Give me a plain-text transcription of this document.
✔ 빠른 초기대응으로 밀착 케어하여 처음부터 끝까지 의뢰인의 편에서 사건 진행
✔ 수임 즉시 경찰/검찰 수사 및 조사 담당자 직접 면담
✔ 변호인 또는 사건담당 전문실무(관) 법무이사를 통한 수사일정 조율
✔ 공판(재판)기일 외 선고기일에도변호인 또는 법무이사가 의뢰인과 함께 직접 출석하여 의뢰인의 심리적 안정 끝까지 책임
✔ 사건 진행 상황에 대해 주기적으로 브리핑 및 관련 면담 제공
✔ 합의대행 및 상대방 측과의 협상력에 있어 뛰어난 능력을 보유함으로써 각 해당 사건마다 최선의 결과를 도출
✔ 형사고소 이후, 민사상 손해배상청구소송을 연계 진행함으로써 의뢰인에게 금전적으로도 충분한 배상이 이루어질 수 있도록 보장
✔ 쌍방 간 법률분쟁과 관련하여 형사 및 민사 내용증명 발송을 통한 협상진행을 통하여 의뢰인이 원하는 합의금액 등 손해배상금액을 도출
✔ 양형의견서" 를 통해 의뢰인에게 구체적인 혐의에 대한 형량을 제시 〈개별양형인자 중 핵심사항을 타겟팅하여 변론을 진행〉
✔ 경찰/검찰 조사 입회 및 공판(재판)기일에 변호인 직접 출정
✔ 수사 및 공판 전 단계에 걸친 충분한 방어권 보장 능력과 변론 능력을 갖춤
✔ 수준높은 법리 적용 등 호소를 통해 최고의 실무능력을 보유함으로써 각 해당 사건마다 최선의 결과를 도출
○ ○ ○ ○
- _Exercise aim_
Report every line in the data above in which the word "보유함으로써" appears.

- _Answer to the exercise_
✔ 합의대행 및 상대방 측과의 협상력에 있어 뛰어난 능력을 보유함으로써 각 해당 사건마다 최선의 결과를 도출
✔ 수준높은 법리 적용 등 호소를 통해 최고의 실무능력을 보유함으로써 각 해당 사건마다 최선의 결과를 도출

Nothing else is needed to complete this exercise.